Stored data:
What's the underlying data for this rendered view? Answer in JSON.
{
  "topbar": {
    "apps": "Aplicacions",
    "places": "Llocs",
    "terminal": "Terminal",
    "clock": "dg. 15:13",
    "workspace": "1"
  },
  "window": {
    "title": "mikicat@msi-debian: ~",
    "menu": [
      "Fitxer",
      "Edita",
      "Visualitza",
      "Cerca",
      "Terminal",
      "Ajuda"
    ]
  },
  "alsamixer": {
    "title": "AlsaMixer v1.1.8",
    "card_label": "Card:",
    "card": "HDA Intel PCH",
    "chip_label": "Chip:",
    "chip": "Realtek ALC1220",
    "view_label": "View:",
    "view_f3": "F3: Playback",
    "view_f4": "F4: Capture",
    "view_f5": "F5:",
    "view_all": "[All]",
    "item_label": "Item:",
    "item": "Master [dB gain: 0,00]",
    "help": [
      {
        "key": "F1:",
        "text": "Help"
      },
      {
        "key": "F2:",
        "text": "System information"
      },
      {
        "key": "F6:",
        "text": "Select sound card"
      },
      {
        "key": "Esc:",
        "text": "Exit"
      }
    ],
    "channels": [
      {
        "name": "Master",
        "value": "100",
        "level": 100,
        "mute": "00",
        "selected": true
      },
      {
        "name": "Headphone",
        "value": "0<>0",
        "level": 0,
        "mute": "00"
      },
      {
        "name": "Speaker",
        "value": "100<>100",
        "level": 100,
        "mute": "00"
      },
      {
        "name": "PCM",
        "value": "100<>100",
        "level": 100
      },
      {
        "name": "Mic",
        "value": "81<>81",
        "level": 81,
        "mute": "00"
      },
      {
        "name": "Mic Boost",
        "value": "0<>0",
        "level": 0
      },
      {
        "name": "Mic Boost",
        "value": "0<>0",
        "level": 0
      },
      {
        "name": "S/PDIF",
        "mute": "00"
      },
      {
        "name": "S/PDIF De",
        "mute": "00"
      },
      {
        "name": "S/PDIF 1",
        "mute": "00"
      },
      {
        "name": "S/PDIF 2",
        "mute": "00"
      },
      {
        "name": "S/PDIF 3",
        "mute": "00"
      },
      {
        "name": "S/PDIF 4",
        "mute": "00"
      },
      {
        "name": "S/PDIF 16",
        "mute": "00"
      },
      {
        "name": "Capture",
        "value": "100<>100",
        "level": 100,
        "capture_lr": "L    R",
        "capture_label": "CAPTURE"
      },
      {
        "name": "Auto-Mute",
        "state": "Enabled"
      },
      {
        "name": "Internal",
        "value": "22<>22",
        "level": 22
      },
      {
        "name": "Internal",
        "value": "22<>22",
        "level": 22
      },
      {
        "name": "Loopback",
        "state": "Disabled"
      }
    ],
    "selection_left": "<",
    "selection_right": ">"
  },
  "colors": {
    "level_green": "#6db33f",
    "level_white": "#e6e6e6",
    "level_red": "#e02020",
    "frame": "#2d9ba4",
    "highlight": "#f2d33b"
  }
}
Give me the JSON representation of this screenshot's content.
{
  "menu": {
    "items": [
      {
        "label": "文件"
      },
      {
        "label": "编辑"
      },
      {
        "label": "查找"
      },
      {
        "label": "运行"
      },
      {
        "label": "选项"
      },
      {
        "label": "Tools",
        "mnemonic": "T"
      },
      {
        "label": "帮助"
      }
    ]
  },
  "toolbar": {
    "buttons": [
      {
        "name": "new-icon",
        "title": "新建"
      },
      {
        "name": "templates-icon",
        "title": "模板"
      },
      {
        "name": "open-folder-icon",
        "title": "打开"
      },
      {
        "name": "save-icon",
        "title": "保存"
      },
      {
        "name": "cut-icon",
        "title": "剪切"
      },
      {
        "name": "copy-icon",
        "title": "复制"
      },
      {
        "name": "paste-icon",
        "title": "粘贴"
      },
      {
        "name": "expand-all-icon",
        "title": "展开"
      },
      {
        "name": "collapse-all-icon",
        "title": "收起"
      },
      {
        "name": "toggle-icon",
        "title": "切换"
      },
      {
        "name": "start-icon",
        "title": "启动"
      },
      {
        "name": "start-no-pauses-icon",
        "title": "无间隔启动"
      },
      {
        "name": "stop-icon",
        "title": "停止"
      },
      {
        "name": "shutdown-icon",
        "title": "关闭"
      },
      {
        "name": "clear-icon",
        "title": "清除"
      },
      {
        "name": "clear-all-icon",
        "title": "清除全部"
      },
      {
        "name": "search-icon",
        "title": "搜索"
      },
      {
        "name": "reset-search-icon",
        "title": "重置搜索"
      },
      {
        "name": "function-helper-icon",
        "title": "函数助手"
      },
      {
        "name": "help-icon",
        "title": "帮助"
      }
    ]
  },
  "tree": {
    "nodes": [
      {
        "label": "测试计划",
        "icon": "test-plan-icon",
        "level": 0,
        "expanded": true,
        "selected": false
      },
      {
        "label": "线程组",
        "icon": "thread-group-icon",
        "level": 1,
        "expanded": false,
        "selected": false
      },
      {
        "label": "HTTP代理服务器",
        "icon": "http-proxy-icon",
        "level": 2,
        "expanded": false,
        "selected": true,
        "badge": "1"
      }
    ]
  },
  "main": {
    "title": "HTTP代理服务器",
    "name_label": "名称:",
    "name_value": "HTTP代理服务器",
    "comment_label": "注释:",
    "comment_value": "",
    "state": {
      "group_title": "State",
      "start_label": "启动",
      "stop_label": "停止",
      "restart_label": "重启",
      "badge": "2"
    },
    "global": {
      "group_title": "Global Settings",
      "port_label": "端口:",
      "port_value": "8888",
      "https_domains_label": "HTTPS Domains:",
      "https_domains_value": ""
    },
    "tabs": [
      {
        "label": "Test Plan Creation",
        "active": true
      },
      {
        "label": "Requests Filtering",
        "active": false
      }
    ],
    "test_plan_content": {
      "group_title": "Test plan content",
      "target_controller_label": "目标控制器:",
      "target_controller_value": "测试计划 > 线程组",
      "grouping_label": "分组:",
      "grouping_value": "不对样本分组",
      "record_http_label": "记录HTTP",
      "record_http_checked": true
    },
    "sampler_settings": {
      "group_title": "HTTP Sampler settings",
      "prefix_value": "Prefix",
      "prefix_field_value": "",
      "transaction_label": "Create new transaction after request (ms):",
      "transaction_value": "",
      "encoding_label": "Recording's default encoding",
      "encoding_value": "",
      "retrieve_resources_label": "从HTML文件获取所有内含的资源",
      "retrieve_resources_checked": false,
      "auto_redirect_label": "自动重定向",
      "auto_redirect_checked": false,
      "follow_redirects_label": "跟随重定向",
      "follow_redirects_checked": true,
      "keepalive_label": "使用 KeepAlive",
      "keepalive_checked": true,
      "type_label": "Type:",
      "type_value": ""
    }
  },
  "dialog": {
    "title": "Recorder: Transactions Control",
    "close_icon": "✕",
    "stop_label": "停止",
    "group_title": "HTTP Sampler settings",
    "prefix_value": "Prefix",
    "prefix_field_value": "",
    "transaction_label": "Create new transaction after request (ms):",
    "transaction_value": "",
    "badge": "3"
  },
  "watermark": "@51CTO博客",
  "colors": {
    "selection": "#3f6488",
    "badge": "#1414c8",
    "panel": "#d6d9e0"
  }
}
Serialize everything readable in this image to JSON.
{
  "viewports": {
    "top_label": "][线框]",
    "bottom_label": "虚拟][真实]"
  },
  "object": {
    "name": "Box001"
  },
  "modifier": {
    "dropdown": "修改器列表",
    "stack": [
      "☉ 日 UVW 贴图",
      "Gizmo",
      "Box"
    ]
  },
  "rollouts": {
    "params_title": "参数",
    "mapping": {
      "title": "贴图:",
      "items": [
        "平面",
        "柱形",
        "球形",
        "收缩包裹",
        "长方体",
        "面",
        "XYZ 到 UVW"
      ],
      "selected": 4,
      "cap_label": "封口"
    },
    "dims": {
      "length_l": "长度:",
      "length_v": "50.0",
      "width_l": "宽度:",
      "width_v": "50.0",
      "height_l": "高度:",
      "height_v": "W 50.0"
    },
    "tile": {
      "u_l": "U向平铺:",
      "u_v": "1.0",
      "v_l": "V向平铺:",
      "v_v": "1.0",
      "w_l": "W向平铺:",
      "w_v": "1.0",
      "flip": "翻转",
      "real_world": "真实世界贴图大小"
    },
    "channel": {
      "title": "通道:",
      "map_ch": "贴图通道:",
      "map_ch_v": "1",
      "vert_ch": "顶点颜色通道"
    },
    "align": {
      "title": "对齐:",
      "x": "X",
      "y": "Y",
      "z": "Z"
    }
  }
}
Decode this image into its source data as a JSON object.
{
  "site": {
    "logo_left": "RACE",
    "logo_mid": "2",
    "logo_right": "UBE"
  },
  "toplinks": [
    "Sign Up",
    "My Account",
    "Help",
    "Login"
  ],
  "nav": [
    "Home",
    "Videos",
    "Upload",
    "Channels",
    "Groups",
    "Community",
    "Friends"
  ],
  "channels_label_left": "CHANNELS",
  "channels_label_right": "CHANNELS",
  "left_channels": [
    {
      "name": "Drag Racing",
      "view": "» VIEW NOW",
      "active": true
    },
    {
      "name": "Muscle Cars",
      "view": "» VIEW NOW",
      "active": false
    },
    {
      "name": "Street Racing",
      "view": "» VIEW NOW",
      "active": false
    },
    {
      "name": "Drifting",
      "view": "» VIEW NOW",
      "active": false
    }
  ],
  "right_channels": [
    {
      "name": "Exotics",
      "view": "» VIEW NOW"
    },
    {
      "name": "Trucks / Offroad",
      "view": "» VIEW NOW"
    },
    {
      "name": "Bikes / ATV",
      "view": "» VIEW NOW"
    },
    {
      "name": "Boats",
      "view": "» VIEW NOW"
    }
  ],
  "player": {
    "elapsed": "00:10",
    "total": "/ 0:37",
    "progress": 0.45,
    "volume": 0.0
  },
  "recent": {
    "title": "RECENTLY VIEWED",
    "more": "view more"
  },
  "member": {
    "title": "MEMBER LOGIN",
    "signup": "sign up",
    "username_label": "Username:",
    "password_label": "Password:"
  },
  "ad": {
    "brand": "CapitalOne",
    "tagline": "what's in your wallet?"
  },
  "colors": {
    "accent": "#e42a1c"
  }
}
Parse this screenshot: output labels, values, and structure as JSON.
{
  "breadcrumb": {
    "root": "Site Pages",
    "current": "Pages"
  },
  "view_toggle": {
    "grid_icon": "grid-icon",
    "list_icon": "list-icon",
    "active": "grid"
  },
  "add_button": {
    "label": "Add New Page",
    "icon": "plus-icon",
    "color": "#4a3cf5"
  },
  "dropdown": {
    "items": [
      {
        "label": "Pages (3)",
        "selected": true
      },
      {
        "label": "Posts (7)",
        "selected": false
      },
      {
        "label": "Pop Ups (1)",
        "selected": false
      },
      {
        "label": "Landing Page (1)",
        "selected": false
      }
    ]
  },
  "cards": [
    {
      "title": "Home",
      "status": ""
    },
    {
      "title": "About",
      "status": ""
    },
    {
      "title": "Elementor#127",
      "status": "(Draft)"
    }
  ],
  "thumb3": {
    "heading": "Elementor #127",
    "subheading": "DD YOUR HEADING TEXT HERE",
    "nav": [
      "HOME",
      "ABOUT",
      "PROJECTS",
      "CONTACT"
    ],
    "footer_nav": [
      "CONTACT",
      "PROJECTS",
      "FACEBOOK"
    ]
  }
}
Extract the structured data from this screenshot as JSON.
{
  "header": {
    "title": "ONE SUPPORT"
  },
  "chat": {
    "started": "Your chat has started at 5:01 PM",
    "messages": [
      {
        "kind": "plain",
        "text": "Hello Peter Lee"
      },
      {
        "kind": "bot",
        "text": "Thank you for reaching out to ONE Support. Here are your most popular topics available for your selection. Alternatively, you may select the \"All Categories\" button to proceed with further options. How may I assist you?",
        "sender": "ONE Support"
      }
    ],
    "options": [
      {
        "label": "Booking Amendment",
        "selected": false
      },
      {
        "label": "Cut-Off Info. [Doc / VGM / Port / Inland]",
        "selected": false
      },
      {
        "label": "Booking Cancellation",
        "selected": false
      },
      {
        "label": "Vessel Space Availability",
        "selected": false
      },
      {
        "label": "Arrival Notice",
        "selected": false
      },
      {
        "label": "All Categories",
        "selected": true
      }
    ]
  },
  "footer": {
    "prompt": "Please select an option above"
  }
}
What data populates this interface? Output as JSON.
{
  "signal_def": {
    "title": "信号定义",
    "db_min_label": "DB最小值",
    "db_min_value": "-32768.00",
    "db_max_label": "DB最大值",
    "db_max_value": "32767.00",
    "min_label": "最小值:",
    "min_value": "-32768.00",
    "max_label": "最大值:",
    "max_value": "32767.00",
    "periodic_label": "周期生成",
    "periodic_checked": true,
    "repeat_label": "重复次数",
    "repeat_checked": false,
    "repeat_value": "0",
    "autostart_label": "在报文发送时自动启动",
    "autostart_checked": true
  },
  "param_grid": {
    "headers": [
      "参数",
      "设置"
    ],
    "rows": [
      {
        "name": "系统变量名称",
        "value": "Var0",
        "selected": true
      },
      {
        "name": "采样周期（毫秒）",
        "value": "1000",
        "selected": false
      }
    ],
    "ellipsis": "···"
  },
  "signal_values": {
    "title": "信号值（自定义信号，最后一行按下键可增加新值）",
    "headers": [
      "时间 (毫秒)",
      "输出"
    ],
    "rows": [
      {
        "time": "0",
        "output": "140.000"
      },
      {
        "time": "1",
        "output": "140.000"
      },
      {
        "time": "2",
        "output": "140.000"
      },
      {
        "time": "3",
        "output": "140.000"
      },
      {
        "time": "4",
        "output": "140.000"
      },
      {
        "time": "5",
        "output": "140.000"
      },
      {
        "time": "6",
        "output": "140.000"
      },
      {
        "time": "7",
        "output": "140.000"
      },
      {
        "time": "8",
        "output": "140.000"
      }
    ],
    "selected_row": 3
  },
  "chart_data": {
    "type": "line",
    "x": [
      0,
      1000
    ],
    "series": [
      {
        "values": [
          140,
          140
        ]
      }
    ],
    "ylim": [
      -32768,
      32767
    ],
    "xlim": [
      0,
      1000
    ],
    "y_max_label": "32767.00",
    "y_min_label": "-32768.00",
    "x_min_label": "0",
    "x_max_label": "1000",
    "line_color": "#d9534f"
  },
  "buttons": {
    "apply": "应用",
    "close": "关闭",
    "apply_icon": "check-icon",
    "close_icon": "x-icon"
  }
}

__CHALLENGE__:
Identify every line above with the string "Booking" in it. Copy those lines.

__FULL OUTPUT__:
        "label": "Booking Amendment",
        "label": "Booking Cancellation",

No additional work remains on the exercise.